### Short task
Only the lines holding the string "because" are needed. Copy each one.
** Start Input records **
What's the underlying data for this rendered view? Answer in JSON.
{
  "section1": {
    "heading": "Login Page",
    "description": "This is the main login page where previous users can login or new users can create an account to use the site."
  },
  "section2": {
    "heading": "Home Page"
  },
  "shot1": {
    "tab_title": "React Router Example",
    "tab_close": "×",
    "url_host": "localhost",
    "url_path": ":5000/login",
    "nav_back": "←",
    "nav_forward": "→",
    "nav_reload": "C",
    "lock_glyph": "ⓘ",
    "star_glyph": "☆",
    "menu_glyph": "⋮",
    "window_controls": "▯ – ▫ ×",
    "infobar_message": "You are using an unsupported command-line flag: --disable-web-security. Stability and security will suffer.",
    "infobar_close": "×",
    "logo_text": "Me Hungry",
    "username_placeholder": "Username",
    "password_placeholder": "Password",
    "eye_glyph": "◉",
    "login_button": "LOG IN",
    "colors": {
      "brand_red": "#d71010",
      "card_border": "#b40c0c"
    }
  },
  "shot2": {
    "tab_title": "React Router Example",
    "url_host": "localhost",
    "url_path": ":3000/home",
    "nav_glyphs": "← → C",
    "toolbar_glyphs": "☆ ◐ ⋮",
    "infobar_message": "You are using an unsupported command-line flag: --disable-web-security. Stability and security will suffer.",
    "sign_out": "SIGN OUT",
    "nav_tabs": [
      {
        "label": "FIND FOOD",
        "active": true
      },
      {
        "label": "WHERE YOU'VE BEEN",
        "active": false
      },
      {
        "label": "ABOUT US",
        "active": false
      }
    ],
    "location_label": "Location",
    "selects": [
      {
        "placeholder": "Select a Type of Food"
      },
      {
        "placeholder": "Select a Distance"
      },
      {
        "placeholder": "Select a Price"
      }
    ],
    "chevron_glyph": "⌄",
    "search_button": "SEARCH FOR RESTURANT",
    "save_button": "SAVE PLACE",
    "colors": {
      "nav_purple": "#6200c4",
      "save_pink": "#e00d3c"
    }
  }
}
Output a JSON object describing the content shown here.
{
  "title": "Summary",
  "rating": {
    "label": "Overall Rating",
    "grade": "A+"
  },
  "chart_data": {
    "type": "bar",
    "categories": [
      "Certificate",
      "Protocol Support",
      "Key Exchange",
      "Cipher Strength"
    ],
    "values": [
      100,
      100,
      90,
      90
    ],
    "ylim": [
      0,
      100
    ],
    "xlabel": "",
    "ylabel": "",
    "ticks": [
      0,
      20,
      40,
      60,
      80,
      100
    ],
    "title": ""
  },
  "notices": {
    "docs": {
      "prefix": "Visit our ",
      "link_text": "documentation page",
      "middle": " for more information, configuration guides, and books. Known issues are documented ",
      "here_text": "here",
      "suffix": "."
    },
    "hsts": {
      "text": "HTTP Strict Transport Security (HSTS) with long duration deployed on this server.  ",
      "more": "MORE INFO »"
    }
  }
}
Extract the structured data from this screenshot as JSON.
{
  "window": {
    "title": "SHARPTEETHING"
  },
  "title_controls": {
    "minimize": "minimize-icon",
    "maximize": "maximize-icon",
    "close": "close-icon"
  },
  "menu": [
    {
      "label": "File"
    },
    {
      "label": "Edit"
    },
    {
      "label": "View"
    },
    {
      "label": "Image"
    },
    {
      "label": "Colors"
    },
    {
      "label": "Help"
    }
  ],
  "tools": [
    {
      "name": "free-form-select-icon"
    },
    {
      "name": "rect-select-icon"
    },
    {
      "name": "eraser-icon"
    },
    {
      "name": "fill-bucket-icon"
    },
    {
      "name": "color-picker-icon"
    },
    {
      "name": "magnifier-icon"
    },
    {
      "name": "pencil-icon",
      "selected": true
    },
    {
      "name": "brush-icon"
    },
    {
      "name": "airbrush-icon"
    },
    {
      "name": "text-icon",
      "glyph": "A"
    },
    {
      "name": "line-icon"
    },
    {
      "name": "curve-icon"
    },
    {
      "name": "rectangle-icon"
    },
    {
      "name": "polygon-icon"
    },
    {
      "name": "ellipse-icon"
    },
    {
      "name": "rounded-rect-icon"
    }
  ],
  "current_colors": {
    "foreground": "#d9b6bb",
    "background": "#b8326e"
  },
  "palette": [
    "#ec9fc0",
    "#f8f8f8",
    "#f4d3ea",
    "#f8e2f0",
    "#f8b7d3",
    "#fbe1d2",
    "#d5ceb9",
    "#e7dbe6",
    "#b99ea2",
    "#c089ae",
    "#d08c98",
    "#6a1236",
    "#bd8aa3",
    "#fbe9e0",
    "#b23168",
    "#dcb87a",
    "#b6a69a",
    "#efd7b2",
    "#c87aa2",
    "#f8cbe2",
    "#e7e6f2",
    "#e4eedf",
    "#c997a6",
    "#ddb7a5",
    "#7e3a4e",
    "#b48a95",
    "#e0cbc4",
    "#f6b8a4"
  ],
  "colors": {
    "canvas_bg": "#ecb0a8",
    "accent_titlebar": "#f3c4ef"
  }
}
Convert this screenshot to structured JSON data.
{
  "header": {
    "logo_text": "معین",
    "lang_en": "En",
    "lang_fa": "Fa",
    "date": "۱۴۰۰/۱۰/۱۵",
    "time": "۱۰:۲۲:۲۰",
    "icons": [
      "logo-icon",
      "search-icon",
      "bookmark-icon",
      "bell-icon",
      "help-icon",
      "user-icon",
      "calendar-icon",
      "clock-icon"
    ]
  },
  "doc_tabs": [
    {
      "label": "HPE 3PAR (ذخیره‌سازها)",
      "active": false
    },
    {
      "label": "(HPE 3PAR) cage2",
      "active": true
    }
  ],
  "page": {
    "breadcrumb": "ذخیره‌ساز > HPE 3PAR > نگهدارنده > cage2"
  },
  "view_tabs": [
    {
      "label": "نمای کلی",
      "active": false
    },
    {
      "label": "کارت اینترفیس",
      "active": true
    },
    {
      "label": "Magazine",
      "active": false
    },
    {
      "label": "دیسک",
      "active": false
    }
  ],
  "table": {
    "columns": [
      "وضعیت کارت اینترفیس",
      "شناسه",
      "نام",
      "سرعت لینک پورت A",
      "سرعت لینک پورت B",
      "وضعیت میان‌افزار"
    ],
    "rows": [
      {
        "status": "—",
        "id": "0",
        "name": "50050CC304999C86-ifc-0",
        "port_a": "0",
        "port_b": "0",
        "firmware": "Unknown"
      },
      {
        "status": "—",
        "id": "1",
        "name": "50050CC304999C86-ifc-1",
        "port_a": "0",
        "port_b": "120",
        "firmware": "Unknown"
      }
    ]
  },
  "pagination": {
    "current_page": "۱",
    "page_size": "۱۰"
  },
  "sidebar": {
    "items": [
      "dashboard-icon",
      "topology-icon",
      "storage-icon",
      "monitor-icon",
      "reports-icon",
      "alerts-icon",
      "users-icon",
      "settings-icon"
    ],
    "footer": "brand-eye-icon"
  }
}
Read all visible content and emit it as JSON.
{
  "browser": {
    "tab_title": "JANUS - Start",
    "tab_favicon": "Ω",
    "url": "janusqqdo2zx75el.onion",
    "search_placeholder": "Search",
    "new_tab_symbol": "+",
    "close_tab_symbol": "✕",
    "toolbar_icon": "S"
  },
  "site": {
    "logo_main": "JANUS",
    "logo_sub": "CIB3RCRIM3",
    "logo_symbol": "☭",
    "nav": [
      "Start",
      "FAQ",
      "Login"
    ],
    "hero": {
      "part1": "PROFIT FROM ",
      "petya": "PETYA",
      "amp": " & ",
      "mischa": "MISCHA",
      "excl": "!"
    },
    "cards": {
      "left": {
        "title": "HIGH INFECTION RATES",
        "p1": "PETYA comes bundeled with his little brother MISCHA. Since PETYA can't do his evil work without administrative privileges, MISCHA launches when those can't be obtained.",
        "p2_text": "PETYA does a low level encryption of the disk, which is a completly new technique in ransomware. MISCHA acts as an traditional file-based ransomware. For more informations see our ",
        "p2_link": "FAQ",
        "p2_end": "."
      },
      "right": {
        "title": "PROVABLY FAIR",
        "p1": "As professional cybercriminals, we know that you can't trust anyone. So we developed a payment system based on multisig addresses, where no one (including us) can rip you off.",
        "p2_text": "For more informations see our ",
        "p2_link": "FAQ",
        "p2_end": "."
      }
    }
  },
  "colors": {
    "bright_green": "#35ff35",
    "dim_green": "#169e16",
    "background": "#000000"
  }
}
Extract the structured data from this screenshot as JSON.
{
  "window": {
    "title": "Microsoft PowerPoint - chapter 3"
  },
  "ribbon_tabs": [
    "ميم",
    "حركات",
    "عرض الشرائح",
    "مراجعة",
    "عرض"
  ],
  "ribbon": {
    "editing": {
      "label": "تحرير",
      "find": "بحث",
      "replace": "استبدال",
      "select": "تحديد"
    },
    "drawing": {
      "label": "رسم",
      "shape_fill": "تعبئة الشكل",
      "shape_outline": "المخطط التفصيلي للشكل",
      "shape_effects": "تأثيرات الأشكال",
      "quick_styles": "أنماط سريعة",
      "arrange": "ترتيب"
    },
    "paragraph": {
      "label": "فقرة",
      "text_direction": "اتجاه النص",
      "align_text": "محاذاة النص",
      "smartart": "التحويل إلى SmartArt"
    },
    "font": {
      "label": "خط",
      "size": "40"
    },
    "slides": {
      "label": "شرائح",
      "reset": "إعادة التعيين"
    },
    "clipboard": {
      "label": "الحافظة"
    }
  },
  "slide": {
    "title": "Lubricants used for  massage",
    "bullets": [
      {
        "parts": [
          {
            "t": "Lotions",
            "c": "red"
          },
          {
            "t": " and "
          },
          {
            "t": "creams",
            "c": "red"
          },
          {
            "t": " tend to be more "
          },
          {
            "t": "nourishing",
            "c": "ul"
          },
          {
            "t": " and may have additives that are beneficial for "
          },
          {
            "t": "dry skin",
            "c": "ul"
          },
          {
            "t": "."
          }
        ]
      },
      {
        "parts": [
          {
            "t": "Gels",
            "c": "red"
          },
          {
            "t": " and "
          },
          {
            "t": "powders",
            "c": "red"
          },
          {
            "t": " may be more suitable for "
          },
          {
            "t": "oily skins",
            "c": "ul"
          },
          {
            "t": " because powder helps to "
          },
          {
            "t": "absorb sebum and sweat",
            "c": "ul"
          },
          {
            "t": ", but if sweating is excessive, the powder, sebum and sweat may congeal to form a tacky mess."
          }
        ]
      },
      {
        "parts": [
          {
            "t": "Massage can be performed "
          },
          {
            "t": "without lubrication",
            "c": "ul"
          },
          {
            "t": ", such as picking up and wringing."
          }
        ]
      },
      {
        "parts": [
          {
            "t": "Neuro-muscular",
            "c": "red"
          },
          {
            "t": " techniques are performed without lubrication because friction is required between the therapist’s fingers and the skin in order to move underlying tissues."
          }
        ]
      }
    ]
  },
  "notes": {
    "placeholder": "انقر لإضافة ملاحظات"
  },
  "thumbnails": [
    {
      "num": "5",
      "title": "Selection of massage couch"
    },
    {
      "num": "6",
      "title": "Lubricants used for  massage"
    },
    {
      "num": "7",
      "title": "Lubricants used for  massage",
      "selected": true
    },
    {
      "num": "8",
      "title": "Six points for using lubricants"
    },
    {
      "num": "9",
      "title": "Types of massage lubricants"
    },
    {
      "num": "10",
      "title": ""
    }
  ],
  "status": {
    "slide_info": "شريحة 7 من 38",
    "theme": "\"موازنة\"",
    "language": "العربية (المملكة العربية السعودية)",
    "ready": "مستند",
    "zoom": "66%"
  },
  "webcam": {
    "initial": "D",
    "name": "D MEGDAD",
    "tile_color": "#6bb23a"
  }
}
** End Input records **
### Solution for this task
            "t": " because powder helps to "
            "t": " techniques are performed without lubrication because friction is required between the therapist’s fingers and the skin in order to move underlying tissues."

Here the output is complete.